Lines containing the string "value" are to be counted. Write only how many there are.

#### DATASET EXTRACT ####

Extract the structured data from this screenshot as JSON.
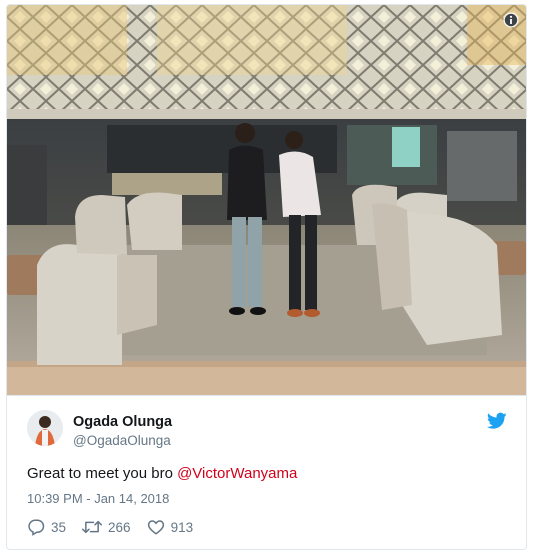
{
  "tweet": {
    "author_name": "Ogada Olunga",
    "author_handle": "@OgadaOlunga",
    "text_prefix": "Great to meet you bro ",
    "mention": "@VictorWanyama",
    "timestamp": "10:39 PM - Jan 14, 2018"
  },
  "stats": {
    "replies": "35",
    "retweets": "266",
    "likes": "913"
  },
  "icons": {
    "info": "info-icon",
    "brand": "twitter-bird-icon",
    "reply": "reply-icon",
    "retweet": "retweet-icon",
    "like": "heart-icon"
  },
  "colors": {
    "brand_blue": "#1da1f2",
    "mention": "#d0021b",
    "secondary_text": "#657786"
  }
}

####
#### DATASET EXTRACT ####

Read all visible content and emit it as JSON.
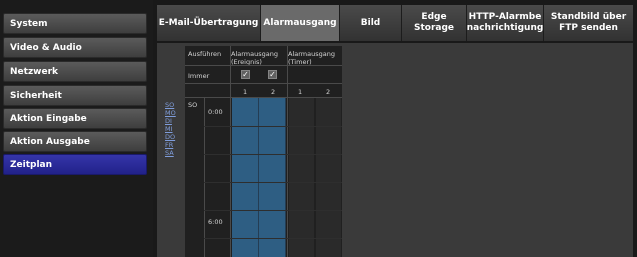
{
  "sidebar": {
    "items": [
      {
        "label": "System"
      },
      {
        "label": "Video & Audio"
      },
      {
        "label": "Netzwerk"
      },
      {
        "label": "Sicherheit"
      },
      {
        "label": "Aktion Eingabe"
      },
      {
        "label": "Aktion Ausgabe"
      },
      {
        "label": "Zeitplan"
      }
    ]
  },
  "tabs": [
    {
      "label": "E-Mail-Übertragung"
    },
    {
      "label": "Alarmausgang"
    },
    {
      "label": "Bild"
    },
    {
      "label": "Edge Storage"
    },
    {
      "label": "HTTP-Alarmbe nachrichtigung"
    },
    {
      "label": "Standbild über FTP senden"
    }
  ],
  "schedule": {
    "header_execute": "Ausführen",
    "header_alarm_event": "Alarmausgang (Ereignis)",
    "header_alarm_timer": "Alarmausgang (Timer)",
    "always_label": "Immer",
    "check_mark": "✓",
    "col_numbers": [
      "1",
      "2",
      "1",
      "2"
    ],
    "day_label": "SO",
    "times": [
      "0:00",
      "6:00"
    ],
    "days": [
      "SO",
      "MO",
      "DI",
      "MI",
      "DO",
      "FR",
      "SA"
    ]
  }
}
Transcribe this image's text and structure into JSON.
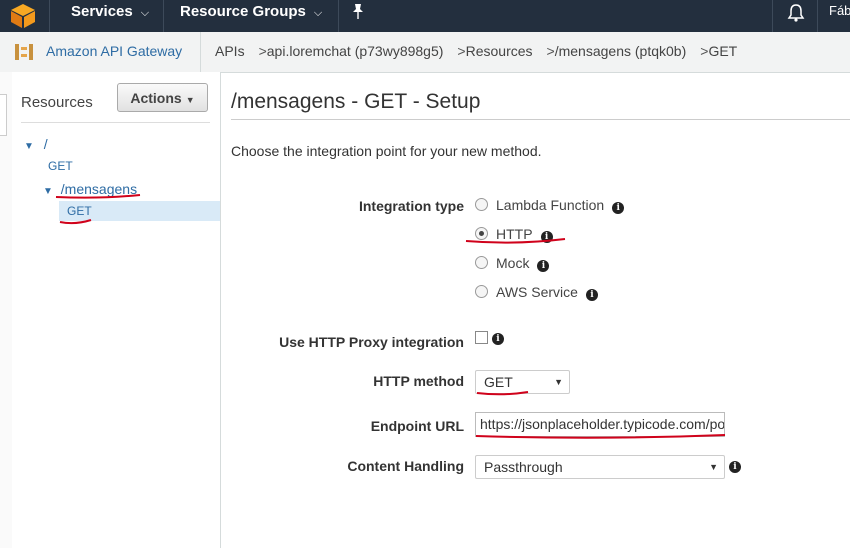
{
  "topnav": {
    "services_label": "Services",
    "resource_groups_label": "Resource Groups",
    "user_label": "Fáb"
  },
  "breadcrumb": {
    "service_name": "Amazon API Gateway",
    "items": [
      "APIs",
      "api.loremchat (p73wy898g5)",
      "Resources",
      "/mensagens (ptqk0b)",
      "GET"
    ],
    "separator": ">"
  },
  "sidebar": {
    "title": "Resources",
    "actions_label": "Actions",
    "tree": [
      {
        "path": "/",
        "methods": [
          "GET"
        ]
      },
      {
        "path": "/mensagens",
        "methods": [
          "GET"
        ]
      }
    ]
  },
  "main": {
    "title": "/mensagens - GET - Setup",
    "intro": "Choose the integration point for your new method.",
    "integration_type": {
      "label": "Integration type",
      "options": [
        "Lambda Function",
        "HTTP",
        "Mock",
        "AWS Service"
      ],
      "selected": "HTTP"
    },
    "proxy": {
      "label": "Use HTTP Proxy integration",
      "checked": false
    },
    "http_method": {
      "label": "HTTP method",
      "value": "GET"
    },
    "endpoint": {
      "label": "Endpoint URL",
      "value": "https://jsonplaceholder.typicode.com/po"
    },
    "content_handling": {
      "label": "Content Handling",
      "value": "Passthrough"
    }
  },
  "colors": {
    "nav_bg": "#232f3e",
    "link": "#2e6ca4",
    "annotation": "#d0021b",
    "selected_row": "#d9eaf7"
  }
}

####
#### DATASET EXTRACT ####

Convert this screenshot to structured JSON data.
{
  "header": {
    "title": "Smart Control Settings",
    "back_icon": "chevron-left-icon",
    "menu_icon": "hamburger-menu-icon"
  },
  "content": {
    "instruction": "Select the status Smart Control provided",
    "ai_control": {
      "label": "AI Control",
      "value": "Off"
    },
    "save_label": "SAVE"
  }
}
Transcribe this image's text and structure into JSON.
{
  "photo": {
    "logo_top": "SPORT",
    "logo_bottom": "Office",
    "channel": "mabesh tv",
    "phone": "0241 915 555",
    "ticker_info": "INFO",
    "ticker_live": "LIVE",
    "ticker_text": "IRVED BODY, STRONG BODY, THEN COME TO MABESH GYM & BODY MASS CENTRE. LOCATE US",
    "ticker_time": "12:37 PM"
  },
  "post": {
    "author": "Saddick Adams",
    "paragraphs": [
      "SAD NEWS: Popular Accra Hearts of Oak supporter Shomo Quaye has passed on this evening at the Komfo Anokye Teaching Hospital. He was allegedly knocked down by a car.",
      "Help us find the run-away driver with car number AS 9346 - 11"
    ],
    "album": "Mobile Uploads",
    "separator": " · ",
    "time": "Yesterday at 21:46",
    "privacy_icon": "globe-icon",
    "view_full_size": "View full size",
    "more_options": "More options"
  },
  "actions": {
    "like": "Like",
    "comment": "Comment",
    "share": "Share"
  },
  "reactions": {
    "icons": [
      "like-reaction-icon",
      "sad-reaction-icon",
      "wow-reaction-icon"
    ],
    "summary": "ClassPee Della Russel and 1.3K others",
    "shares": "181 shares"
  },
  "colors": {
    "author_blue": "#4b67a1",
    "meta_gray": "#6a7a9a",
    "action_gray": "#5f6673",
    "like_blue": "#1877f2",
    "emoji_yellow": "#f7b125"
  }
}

####

OUTPUT BELOW: 4